| Written instruction |
Write out every line below that includes the word "mistään".

| Task inputs |
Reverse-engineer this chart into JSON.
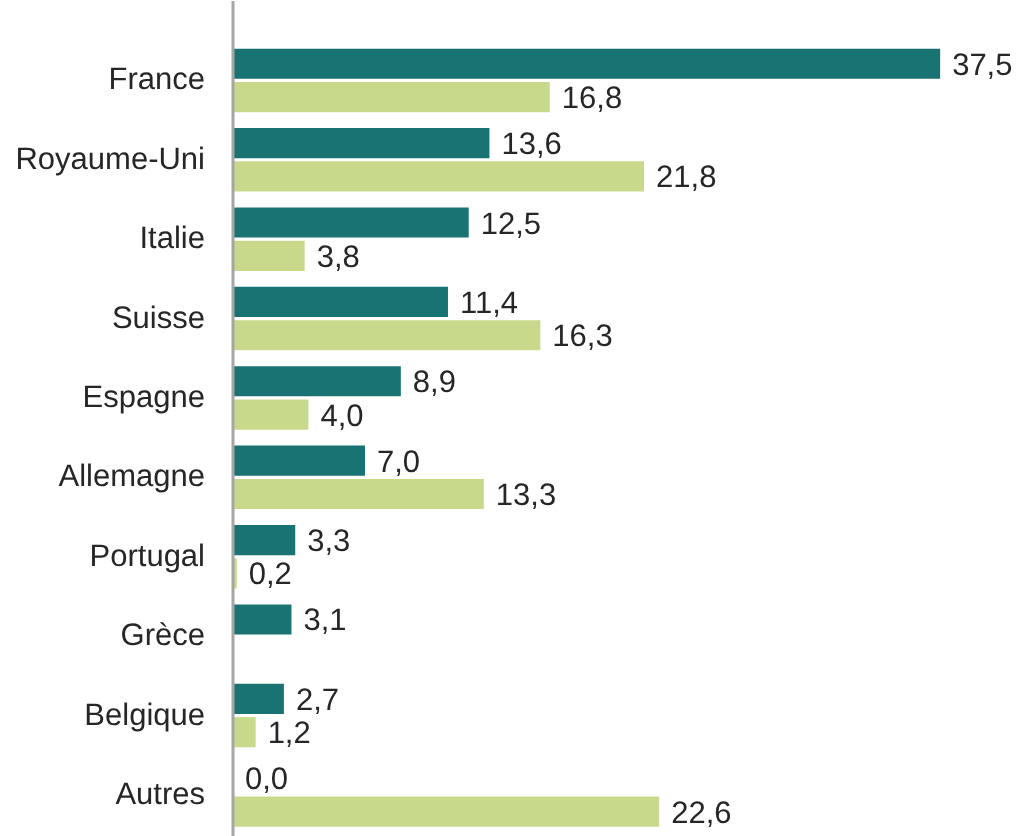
{
  "chart_data": {
    "type": "bar",
    "orientation": "horizontal",
    "categories": [
      "France",
      "Royaume-Uni",
      "Italie",
      "Suisse",
      "Espagne",
      "Allemagne",
      "Portugal",
      "Grèce",
      "Belgique",
      "Autres"
    ],
    "series": [
      {
        "color": "#1a7373",
        "values": [
          37.5,
          13.6,
          12.5,
          11.4,
          8.9,
          7.0,
          3.3,
          3.1,
          2.7,
          0.0
        ],
        "value_labels": [
          "37,5",
          "13,6",
          "12,5",
          "11,4",
          "8,9",
          "7,0",
          "3,3",
          "3,1",
          "2,7",
          "0,0"
        ]
      },
      {
        "color": "#c9d98b",
        "values": [
          16.8,
          21.8,
          3.8,
          16.3,
          4.0,
          13.3,
          0.2,
          null,
          1.2,
          22.6
        ],
        "value_labels": [
          "16,8",
          "21,8",
          "3,8",
          "16,3",
          "4,0",
          "13,3",
          "0,2",
          null,
          "1,2",
          "22,6"
        ]
      }
    ],
    "tick_labels": "y"
  }
}
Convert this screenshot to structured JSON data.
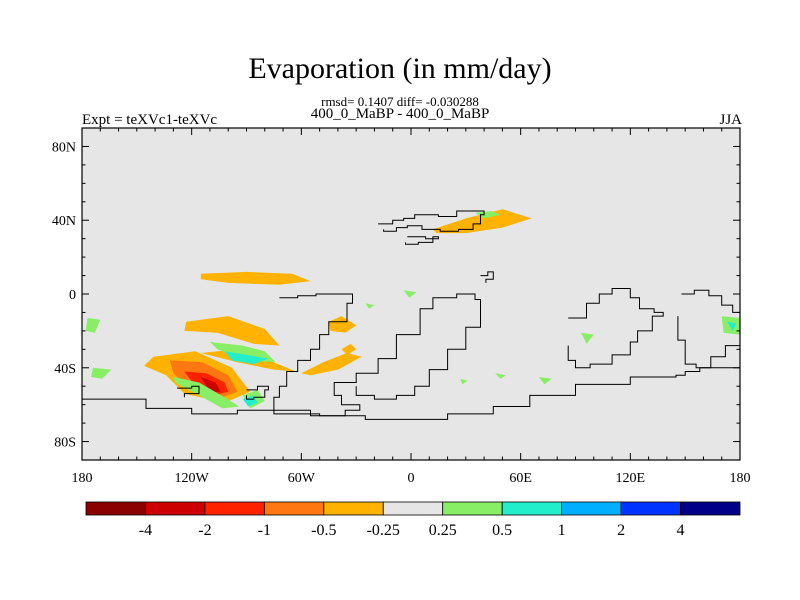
{
  "title": "Evaporation (in mm/day)",
  "stats": "rmsd= 0.1407 diff= -0.030288",
  "subtitle": "400_0_MaBP - 400_0_MaBP",
  "left_label": "Expt = teXVc1-teXVc",
  "right_label": "JJA",
  "chart_data": {
    "type": "heatmap",
    "title": "Evaporation (in mm/day)",
    "xlabel": "",
    "ylabel": "",
    "xlim": [
      -180,
      180
    ],
    "ylim": [
      -90,
      90
    ],
    "x_ticks": [
      {
        "value": -180,
        "label": "180"
      },
      {
        "value": -120,
        "label": "120W"
      },
      {
        "value": -60,
        "label": "60W"
      },
      {
        "value": 0,
        "label": "0"
      },
      {
        "value": 60,
        "label": "60E"
      },
      {
        "value": 120,
        "label": "120E"
      },
      {
        "value": 180,
        "label": "180"
      }
    ],
    "y_ticks": [
      {
        "value": 80,
        "label": "80N"
      },
      {
        "value": 40,
        "label": "40N"
      },
      {
        "value": 0,
        "label": "0"
      },
      {
        "value": -40,
        "label": "40S"
      },
      {
        "value": -80,
        "label": "80S"
      }
    ],
    "colorbar": {
      "colors": [
        "#8b0000",
        "#cc0000",
        "#ff2200",
        "#ff7711",
        "#ffb200",
        "#e6e6e6",
        "#88ee66",
        "#22eecc",
        "#00b0ff",
        "#0033ff",
        "#000088"
      ],
      "labels": [
        "-4",
        "-2",
        "-1",
        "-0.5",
        "-0.25",
        "0.25",
        "0.5",
        "1",
        "2",
        "4"
      ]
    },
    "fields": [
      {
        "level": "-0.25",
        "color": "#ffb200",
        "points": [
          [
            -141,
            -34
          ],
          [
            -118,
            -31
          ],
          [
            -98,
            -40
          ],
          [
            -88,
            -53
          ],
          [
            -102,
            -59
          ],
          [
            -124,
            -54
          ],
          [
            -134,
            -44
          ],
          [
            -146,
            -39
          ]
        ]
      },
      {
        "level": "-0.5",
        "color": "#ff7711",
        "points": [
          [
            -132,
            -36
          ],
          [
            -114,
            -37
          ],
          [
            -100,
            -44
          ],
          [
            -95,
            -53
          ],
          [
            -106,
            -57
          ],
          [
            -121,
            -52
          ],
          [
            -130,
            -43
          ]
        ]
      },
      {
        "level": "-1",
        "color": "#ff2200",
        "points": [
          [
            -124,
            -42
          ],
          [
            -112,
            -43
          ],
          [
            -102,
            -48
          ],
          [
            -100,
            -53
          ],
          [
            -108,
            -55
          ],
          [
            -118,
            -50
          ]
        ]
      },
      {
        "level": "-2",
        "color": "#cc0000",
        "points": [
          [
            -115,
            -45
          ],
          [
            -107,
            -48
          ],
          [
            -104,
            -53
          ],
          [
            -110,
            -53
          ]
        ]
      },
      {
        "level": "-0.25",
        "color": "#ffb200",
        "points": [
          [
            -123,
            -15
          ],
          [
            -100,
            -12
          ],
          [
            -80,
            -19
          ],
          [
            -72,
            -28
          ],
          [
            -86,
            -27
          ],
          [
            -106,
            -21
          ],
          [
            -124,
            -20
          ]
        ]
      },
      {
        "level": "-0.25",
        "color": "#ffb200",
        "points": [
          [
            -115,
            -32
          ],
          [
            -95,
            -30
          ],
          [
            -80,
            -35
          ],
          [
            -63,
            -42
          ],
          [
            -75,
            -41
          ],
          [
            -95,
            -37
          ]
        ]
      },
      {
        "level": "-0.25",
        "color": "#ffb200",
        "points": [
          [
            -60,
            -43
          ],
          [
            -48,
            -37
          ],
          [
            -35,
            -32
          ],
          [
            -27,
            -34
          ],
          [
            -40,
            -41
          ],
          [
            -55,
            -44
          ]
        ]
      },
      {
        "level": "-0.25",
        "color": "#ffb200",
        "points": [
          [
            -45,
            -15
          ],
          [
            -38,
            -12
          ],
          [
            -30,
            -17
          ],
          [
            -36,
            -21
          ],
          [
            -44,
            -20
          ]
        ]
      },
      {
        "level": "-0.25",
        "color": "#ffb200",
        "points": [
          [
            -38,
            -30
          ],
          [
            -33,
            -27
          ],
          [
            -30,
            -30
          ],
          [
            -35,
            -33
          ]
        ]
      },
      {
        "level": "-0.25",
        "color": "#ffb200",
        "points": [
          [
            -115,
            11
          ],
          [
            -90,
            12
          ],
          [
            -65,
            11
          ],
          [
            -55,
            7
          ],
          [
            -72,
            5
          ],
          [
            -100,
            6
          ],
          [
            -115,
            8
          ]
        ]
      },
      {
        "level": "-0.25",
        "color": "#ffb200",
        "points": [
          [
            12,
            35
          ],
          [
            30,
            41
          ],
          [
            50,
            46
          ],
          [
            66,
            41
          ],
          [
            50,
            36
          ],
          [
            30,
            33
          ],
          [
            14,
            33
          ]
        ]
      },
      {
        "level": "0.25",
        "color": "#88ee66",
        "points": [
          [
            -130,
            -45
          ],
          [
            -116,
            -48
          ],
          [
            -102,
            -56
          ],
          [
            -94,
            -61
          ],
          [
            -103,
            -62
          ],
          [
            -116,
            -55
          ],
          [
            -129,
            -48
          ]
        ]
      },
      {
        "level": "0.25",
        "color": "#88ee66",
        "points": [
          [
            -110,
            -26
          ],
          [
            -92,
            -28
          ],
          [
            -80,
            -31
          ],
          [
            -74,
            -37
          ],
          [
            -90,
            -36
          ],
          [
            -106,
            -30
          ]
        ]
      },
      {
        "level": "0.25",
        "color": "#88ee66",
        "points": [
          [
            -92,
            -55
          ],
          [
            -84,
            -52
          ],
          [
            -80,
            -58
          ],
          [
            -88,
            -62
          ]
        ]
      },
      {
        "level": "0.5",
        "color": "#22eecc",
        "points": [
          [
            -102,
            -31
          ],
          [
            -90,
            -33
          ],
          [
            -78,
            -35
          ],
          [
            -86,
            -38
          ],
          [
            -98,
            -36
          ]
        ]
      },
      {
        "level": "0.5",
        "color": "#22eecc",
        "points": [
          [
            -92,
            -57
          ],
          [
            -86,
            -55
          ],
          [
            -84,
            -59
          ],
          [
            -89,
            -61
          ]
        ]
      },
      {
        "level": "0.25",
        "color": "#88ee66",
        "points": [
          [
            -177,
            -13
          ],
          [
            -170,
            -14
          ],
          [
            -173,
            -21
          ],
          [
            -178,
            -20
          ]
        ]
      },
      {
        "level": "0.25",
        "color": "#88ee66",
        "points": [
          [
            -174,
            -40
          ],
          [
            -164,
            -41
          ],
          [
            -169,
            -46
          ],
          [
            -175,
            -45
          ]
        ]
      },
      {
        "level": "0.25",
        "color": "#88ee66",
        "points": [
          [
            -4,
            2
          ],
          [
            3,
            1
          ],
          [
            -1,
            -2
          ]
        ]
      },
      {
        "level": "0.25",
        "color": "#88ee66",
        "points": [
          [
            -25,
            -5
          ],
          [
            -20,
            -6
          ],
          [
            -23,
            -8
          ]
        ]
      },
      {
        "level": "0.25",
        "color": "#88ee66",
        "points": [
          [
            35,
            44
          ],
          [
            44,
            45
          ],
          [
            49,
            43
          ],
          [
            40,
            41
          ]
        ]
      },
      {
        "level": "0.25",
        "color": "#88ee66",
        "points": [
          [
            46,
            -43
          ],
          [
            52,
            -44
          ],
          [
            49,
            -46
          ]
        ]
      },
      {
        "level": "0.25",
        "color": "#88ee66",
        "points": [
          [
            70,
            -45
          ],
          [
            77,
            -46
          ],
          [
            73,
            -49
          ]
        ]
      },
      {
        "level": "0.25",
        "color": "#88ee66",
        "points": [
          [
            27,
            -46
          ],
          [
            31,
            -47
          ],
          [
            28,
            -49
          ]
        ]
      },
      {
        "level": "0.25",
        "color": "#88ee66",
        "points": [
          [
            93,
            -21
          ],
          [
            100,
            -22
          ],
          [
            96,
            -27
          ]
        ]
      },
      {
        "level": "0.25",
        "color": "#88ee66",
        "points": [
          [
            170,
            -12
          ],
          [
            180,
            -13
          ],
          [
            180,
            -22
          ],
          [
            171,
            -21
          ]
        ]
      },
      {
        "level": "0.5",
        "color": "#22eecc",
        "points": [
          [
            173,
            -15
          ],
          [
            178,
            -16
          ],
          [
            176,
            -20
          ]
        ]
      }
    ],
    "coastlines": [
      [
        [
          -180,
          -57
        ],
        [
          -160,
          -57
        ],
        [
          -145,
          -62
        ],
        [
          -120,
          -65
        ],
        [
          -95,
          -63
        ],
        [
          -75,
          -63
        ],
        [
          -55,
          -66
        ],
        [
          -25,
          -68
        ],
        [
          0,
          -68
        ],
        [
          20,
          -65
        ],
        [
          45,
          -61
        ],
        [
          65,
          -55
        ],
        [
          90,
          -49
        ],
        [
          120,
          -45
        ],
        [
          145,
          -44
        ],
        [
          150,
          -42
        ],
        [
          158,
          -40
        ],
        [
          180,
          -39
        ]
      ],
      [
        [
          -72,
          -2
        ],
        [
          -62,
          -1
        ],
        [
          -52,
          0
        ],
        [
          -38,
          0
        ],
        [
          -32,
          -5
        ],
        [
          -35,
          -15
        ],
        [
          -45,
          -22
        ],
        [
          -50,
          -30
        ],
        [
          -55,
          -36
        ],
        [
          -62,
          -42
        ],
        [
          -68,
          -50
        ],
        [
          -72,
          -56
        ],
        [
          -75,
          -65
        ],
        [
          -50,
          -66
        ],
        [
          -36,
          -63
        ],
        [
          -28,
          -60
        ],
        [
          -38,
          -55
        ],
        [
          -42,
          -48
        ],
        [
          -30,
          -43
        ],
        [
          -18,
          -35
        ],
        [
          -8,
          -22
        ],
        [
          5,
          -8
        ],
        [
          12,
          -2
        ],
        [
          25,
          0
        ],
        [
          35,
          -3
        ],
        [
          38,
          -18
        ],
        [
          30,
          -30
        ],
        [
          20,
          -41
        ],
        [
          10,
          -50
        ],
        [
          2,
          -55
        ],
        [
          -8,
          -57
        ],
        [
          -20,
          -55
        ],
        [
          -30,
          -50
        ]
      ],
      [
        [
          -90,
          -52
        ],
        [
          -84,
          -50
        ],
        [
          -78,
          -52
        ],
        [
          -80,
          -56
        ],
        [
          -86,
          -57
        ],
        [
          -90,
          -55
        ]
      ],
      [
        [
          -128,
          -51
        ],
        [
          -120,
          -50
        ],
        [
          -116,
          -54
        ],
        [
          -124,
          -56
        ]
      ],
      [
        [
          -18,
          38
        ],
        [
          -10,
          40
        ],
        [
          -4,
          41
        ],
        [
          2,
          43
        ],
        [
          8,
          43
        ],
        [
          15,
          42
        ],
        [
          25,
          45
        ],
        [
          35,
          45
        ],
        [
          40,
          43
        ],
        [
          38,
          38
        ],
        [
          34,
          35
        ],
        [
          26,
          34
        ],
        [
          16,
          35
        ],
        [
          6,
          37
        ],
        [
          -2,
          36
        ],
        [
          -8,
          34
        ],
        [
          -15,
          35
        ]
      ],
      [
        [
          -2,
          31
        ],
        [
          8,
          30
        ],
        [
          15,
          31
        ],
        [
          12,
          28
        ],
        [
          4,
          27
        ],
        [
          -3,
          28
        ]
      ],
      [
        [
          38,
          10
        ],
        [
          42,
          12
        ],
        [
          45,
          8
        ],
        [
          41,
          6
        ]
      ],
      [
        [
          86,
          -13
        ],
        [
          96,
          -5
        ],
        [
          103,
          0
        ],
        [
          110,
          3
        ],
        [
          120,
          -2
        ],
        [
          125,
          -8
        ],
        [
          133,
          -10
        ],
        [
          138,
          -12
        ],
        [
          132,
          -20
        ],
        [
          124,
          -26
        ],
        [
          120,
          -33
        ],
        [
          110,
          -38
        ],
        [
          98,
          -40
        ],
        [
          90,
          -36
        ],
        [
          86,
          -28
        ]
      ],
      [
        [
          148,
          0
        ],
        [
          155,
          2
        ],
        [
          163,
          -1
        ],
        [
          170,
          -6
        ],
        [
          176,
          -10
        ],
        [
          180,
          -13
        ],
        [
          180,
          -28
        ],
        [
          172,
          -34
        ],
        [
          164,
          -40
        ],
        [
          156,
          -38
        ],
        [
          150,
          -25
        ],
        [
          146,
          -12
        ]
      ]
    ]
  }
}
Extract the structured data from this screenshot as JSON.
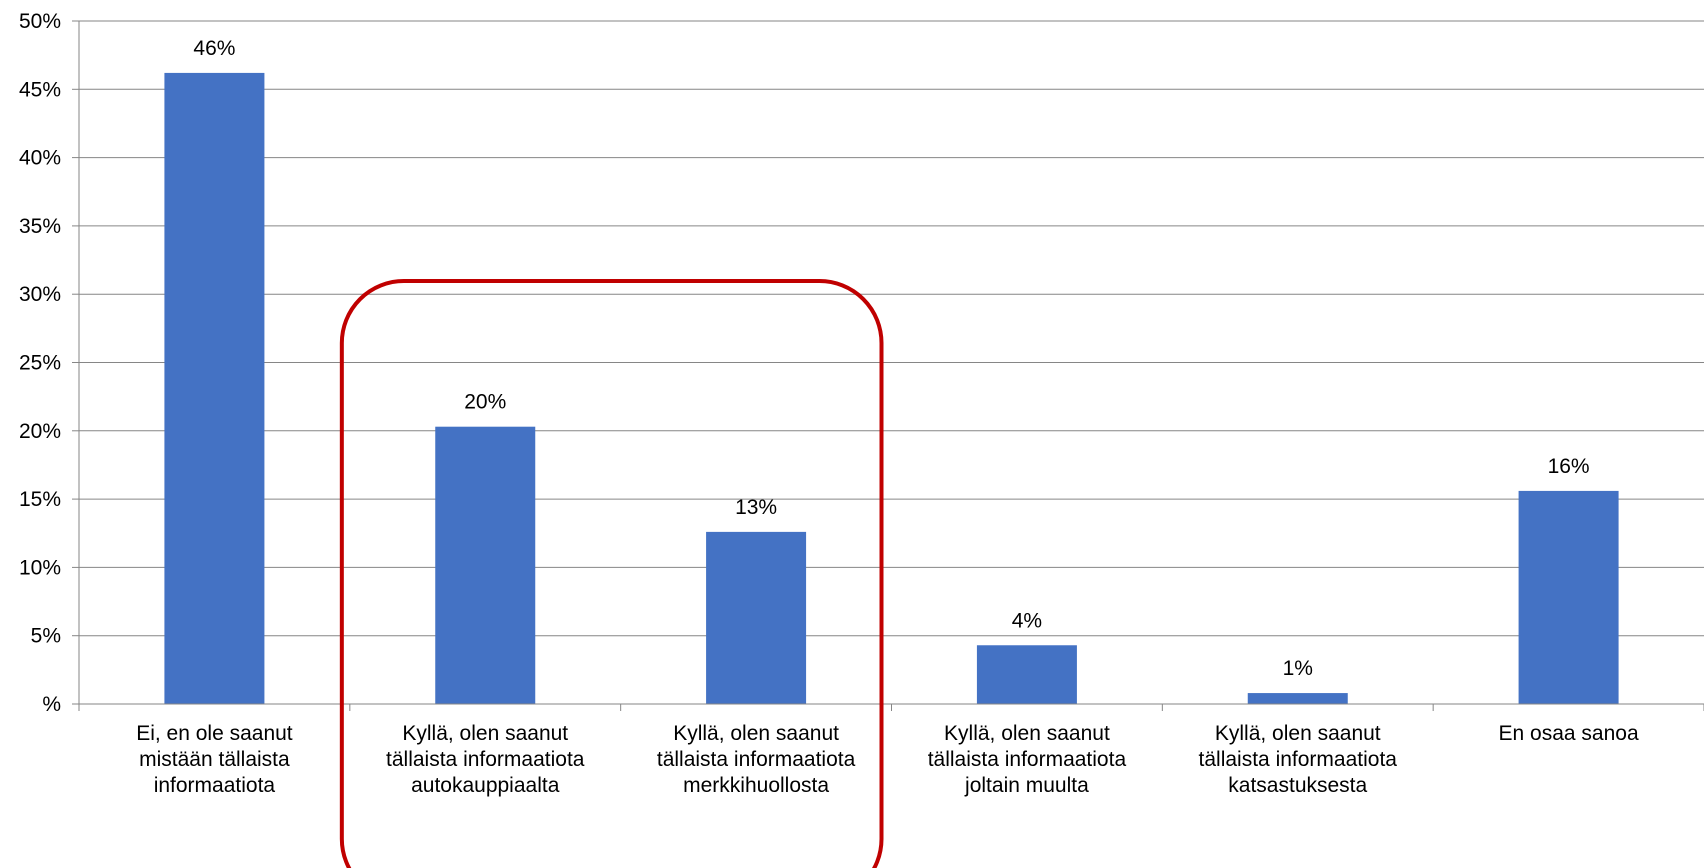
{
  "chart_data": {
    "type": "bar",
    "categories": [
      "Ei, en ole saanut mistään tällaista informaatiota",
      "Kyllä, olen saanut tällaista informaatiota autokauppiaalta",
      "Kyllä, olen saanut tällaista informaatiota merkkihuollosta",
      "Kyllä, olen saanut tällaista informaatiota joltain muulta",
      "Kyllä, olen saanut tällaista informaatiota katsastuksesta",
      "En osaa sanoa"
    ],
    "category_lines": [
      [
        "Ei, en ole saanut",
        "mistään tällaista",
        "informaatiota"
      ],
      [
        "Kyllä, olen saanut",
        "tällaista informaatiota",
        "autokauppiaalta"
      ],
      [
        "Kyllä, olen saanut",
        "tällaista informaatiota",
        "merkkihuollosta"
      ],
      [
        "Kyllä, olen saanut",
        "tällaista informaatiota",
        "joltain muulta"
      ],
      [
        "Kyllä, olen saanut",
        "tällaista informaatiota",
        "katsastuksesta"
      ],
      [
        "En osaa sanoa"
      ]
    ],
    "values": [
      46.2,
      20.3,
      12.6,
      4.3,
      0.8,
      15.6
    ],
    "data_labels": [
      "46%",
      "20%",
      "13%",
      "4%",
      "1%",
      "16%"
    ],
    "y_ticks": [
      "%",
      "5%",
      "10%",
      "15%",
      "20%",
      "25%",
      "30%",
      "35%",
      "40%",
      "45%",
      "50%"
    ],
    "ylim": [
      0,
      50
    ],
    "grid": true,
    "bar_color": "#4472C4",
    "highlight": {
      "categories": [
        1,
        2
      ],
      "color": "#C00000",
      "shape": "rounded-rectangle"
    }
  }
}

| Answer to this problem |
      "Ei, en ole saanut mistään tällaista informaatiota",
        "mistään tällaista",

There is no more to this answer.